**Stated task**. Without the pictures, give the entries below again exactly as written.

**Given information**.
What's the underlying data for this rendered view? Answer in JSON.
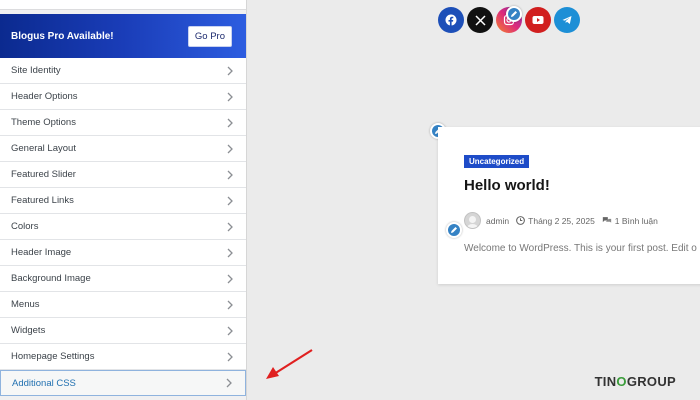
{
  "sidebar": {
    "promo": {
      "title": "Blogus Pro Available!",
      "button": "Go Pro"
    },
    "items": [
      {
        "label": "Site Identity"
      },
      {
        "label": "Header Options"
      },
      {
        "label": "Theme Options"
      },
      {
        "label": "General Layout"
      },
      {
        "label": "Featured Slider"
      },
      {
        "label": "Featured Links"
      },
      {
        "label": "Colors"
      },
      {
        "label": "Header Image"
      },
      {
        "label": "Background Image"
      },
      {
        "label": "Menus"
      },
      {
        "label": "Widgets"
      },
      {
        "label": "Homepage Settings"
      },
      {
        "label": "Additional CSS"
      }
    ]
  },
  "preview": {
    "social_icons": [
      "facebook-icon",
      "x-icon",
      "instagram-icon",
      "youtube-icon",
      "telegram-icon"
    ],
    "post": {
      "category": "Uncategorized",
      "title": "Hello world!",
      "author": "admin",
      "date": "Tháng 2 25, 2025",
      "comments": "1 Bình luận",
      "excerpt": "Welcome to WordPress. This is your first post. Edit o"
    }
  },
  "watermark": {
    "part1": "TIN",
    "part2": "O",
    "part3": "GROUP"
  },
  "colors": {
    "promo": "#1a3db8",
    "badge": "#1e4cc8",
    "facebook": "#1d4fb8",
    "x": "#111111",
    "youtube": "#d11f1f",
    "telegram": "#1d8fd6",
    "arrow": "#e02020"
  }
}
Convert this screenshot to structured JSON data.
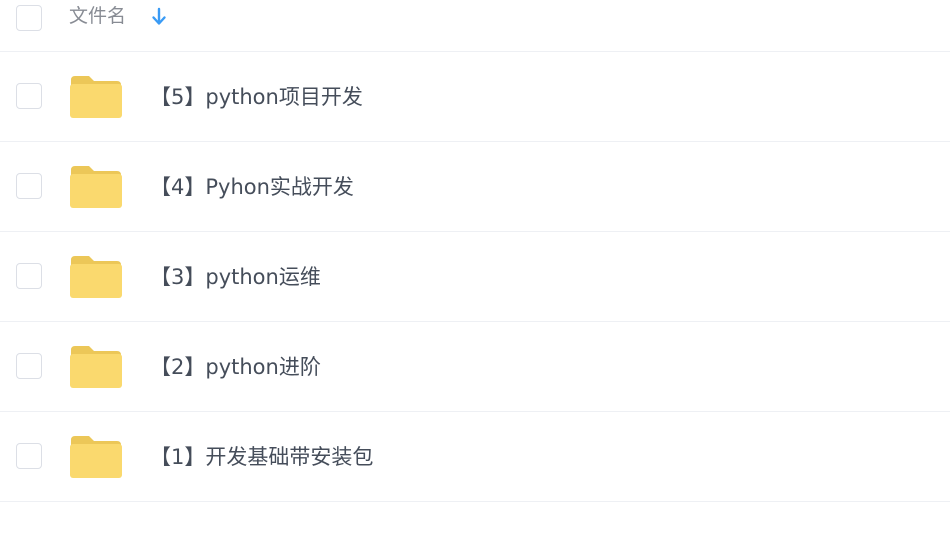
{
  "header": {
    "column_label": "文件名",
    "sort_icon": "arrow-down-icon"
  },
  "colors": {
    "folder": "#fad96e",
    "folder_tab": "#ecc758",
    "sort_arrow": "#3a9bf5",
    "text": "#454d5a",
    "divider": "#eef0f4"
  },
  "files": [
    {
      "name": "【5】python项目开发",
      "icon": "folder-icon"
    },
    {
      "name": "【4】Pyhon实战开发",
      "icon": "folder-icon"
    },
    {
      "name": "【3】python运维",
      "icon": "folder-icon"
    },
    {
      "name": "【2】python进阶",
      "icon": "folder-icon"
    },
    {
      "name": "【1】开发基础带安装包",
      "icon": "folder-icon"
    }
  ]
}
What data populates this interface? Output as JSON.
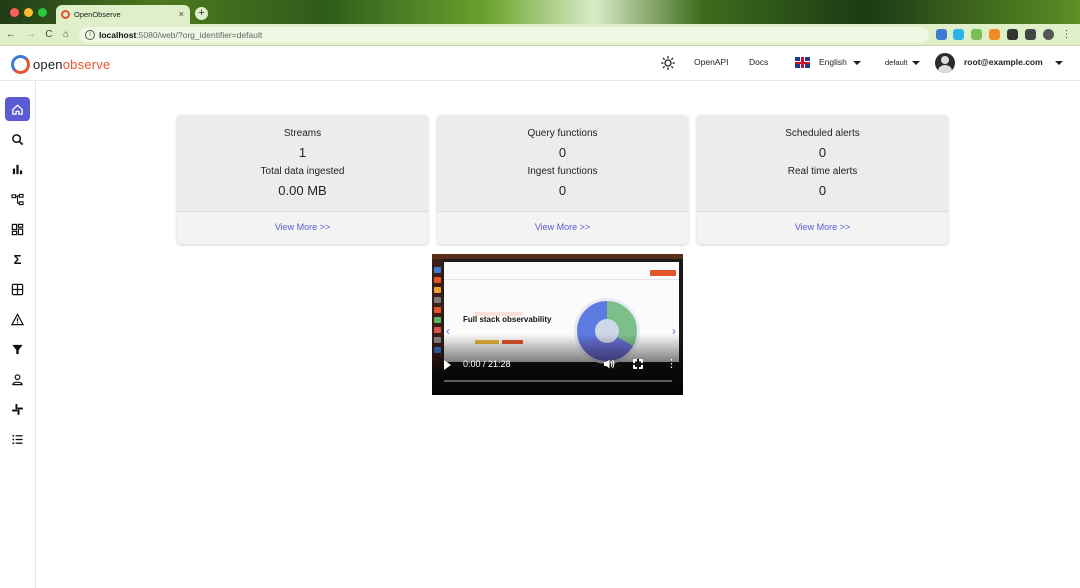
{
  "browser": {
    "tab_title": "OpenObserve",
    "tab_close": "×",
    "new_tab": "+",
    "url_host": "localhost",
    "url_path": ":5080/web/?org_identifier=default",
    "back": "←",
    "forward": "→",
    "reload": "C",
    "home": "⌂"
  },
  "header": {
    "logo_part1": "open",
    "logo_part2": "observe",
    "openapi": "OpenAPI",
    "docs": "Docs",
    "language": "English",
    "org": "default",
    "user": "root@example.com"
  },
  "sidebar": {
    "items": [
      {
        "name": "home",
        "active": true
      },
      {
        "name": "search"
      },
      {
        "name": "metrics"
      },
      {
        "name": "traces"
      },
      {
        "name": "dashboards"
      },
      {
        "name": "functions"
      },
      {
        "name": "streams"
      },
      {
        "name": "alerts"
      },
      {
        "name": "ingestion"
      },
      {
        "name": "iam"
      },
      {
        "name": "slack"
      },
      {
        "name": "about"
      }
    ]
  },
  "cards": [
    {
      "label1": "Streams",
      "value1": "1",
      "label2": "Total data ingested",
      "value2": "0.00 MB",
      "link": "View More >>"
    },
    {
      "label1": "Query functions",
      "value1": "0",
      "label2": "Ingest functions",
      "value2": "0",
      "link": "View More >>"
    },
    {
      "label1": "Scheduled alerts",
      "value1": "0",
      "label2": "Real time alerts",
      "value2": "0",
      "link": "View More >>"
    }
  ],
  "video": {
    "headline": "Full stack observability",
    "time": "0:00 / 21:28",
    "more": "⋮"
  },
  "colors": {
    "accent": "#5b5bd6",
    "brand_orange": "#e6542b",
    "card_bg": "#ececec",
    "chrome_bar": "#dff0c9"
  }
}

**Solution for this exercise**.
What's the underlying data for this rendered view? Answer in JSON.
{
  "sidebar": {
    "promo": {
      "title": "Blogus Pro Available!",
      "button": "Go Pro"
    },
    "items": [
      {
        "label": "Site Identity"
      },
      {
        "label": "Header Options"
      },
      {
        "label": "Theme Options"
      },
      {
        "label": "General Layout"
      },
      {
        "label": "Featured Slider"
      },
      {
        "label": "Featured Links"
      },
      {
        "label": "Colors"
      },
      {
        "label": "Header Image"
      },
      {
        "label": "Background Image"
      },
      {
        "label": "Menus"
      },
      {
        "label": "Widgets"
      },
      {
        "label": "Homepage Settings"
      },
      {
        "label": "Additional CSS"
      }
    ]
  },
  "preview": {
    "social_icons": [
      "facebook-icon",
      "x-icon",
      "instagram-icon",
      "youtube-icon",
      "telegram-icon"
    ],
    "post": {
      "category": "Uncategorized",
      "title": "Hello world!",
      "author": "admin",
      "date": "Tháng 2 25, 2025",
      "comments": "1 Bình luận",
      "excerpt": "Welcome to WordPress. This is your first post. Edit o"
    }
  },
  "watermark": {
    "part1": "TIN",
    "part2": "O",
    "part3": "GROUP"
  },
  "colors": {
    "promo": "#1a3db8",
    "badge": "#1e4cc8",
    "facebook": "#1d4fb8",
    "x": "#111111",
    "youtube": "#d11f1f",
    "telegram": "#1d8fd6",
    "arrow": "#e02020"
  }
}
Convert this screenshot to structured JSON data.
{
  "header": {
    "column_label": "文件名",
    "sort_icon": "arrow-down-icon"
  },
  "colors": {
    "folder": "#fad96e",
    "folder_tab": "#ecc758",
    "sort_arrow": "#3a9bf5",
    "text": "#454d5a",
    "divider": "#eef0f4"
  },
  "files": [
    {
      "name": "【5】python项目开发",
      "icon": "folder-icon"
    },
    {
      "name": "【4】Pyhon实战开发",
      "icon": "folder-icon"
    },
    {
      "name": "【3】python运维",
      "icon": "folder-icon"
    },
    {
      "name": "【2】python进阶",
      "icon": "folder-icon"
    },
    {
      "name": "【1】开发基础带安装包",
      "icon": "folder-icon"
    }
  ]
}
What data populates this interface? Output as JSON.
{
  "browser": {
    "tab_title": "OpenObserve",
    "tab_close": "×",
    "new_tab": "+",
    "url_host": "localhost",
    "url_path": ":5080/web/?org_identifier=default",
    "back": "←",
    "forward": "→",
    "reload": "C",
    "home": "⌂"
  },
  "header": {
    "logo_part1": "open",
    "logo_part2": "observe",
    "openapi": "OpenAPI",
    "docs": "Docs",
    "language": "English",
    "org": "default",
    "user": "root@example.com"
  },
  "sidebar": {
    "items": [
      {
        "name": "home",
        "active": true
      },
      {
        "name": "search"
      },
      {
        "name": "metrics"
      },
      {
        "name": "traces"
      },
      {
        "name": "dashboards"
      },
      {
        "name": "functions"
      },
      {
        "name": "streams"
      },
      {
        "name": "alerts"
      },
      {
        "name": "ingestion"
      },
      {
        "name": "iam"
      },
      {
        "name": "slack"
      },
      {
        "name": "about"
      }
    ]
  },
  "cards": [
    {
      "label1": "Streams",
      "value1": "1",
      "label2": "Total data ingested",
      "value2": "0.00 MB",
      "link": "View More >>"
    },
    {
      "label1": "Query functions",
      "value1": "0",
      "label2": "Ingest functions",
      "value2": "0",
      "link": "View More >>"
    },
    {
      "label1": "Scheduled alerts",
      "value1": "0",
      "label2": "Real time alerts",
      "value2": "0",
      "link": "View More >>"
    }
  ],
  "video": {
    "headline": "Full stack observability",
    "time": "0:00 / 21:28",
    "more": "⋮"
  },
  "colors": {
    "accent": "#5b5bd6",
    "brand_orange": "#e6542b",
    "card_bg": "#ececec",
    "chrome_bar": "#dff0c9"
  }
}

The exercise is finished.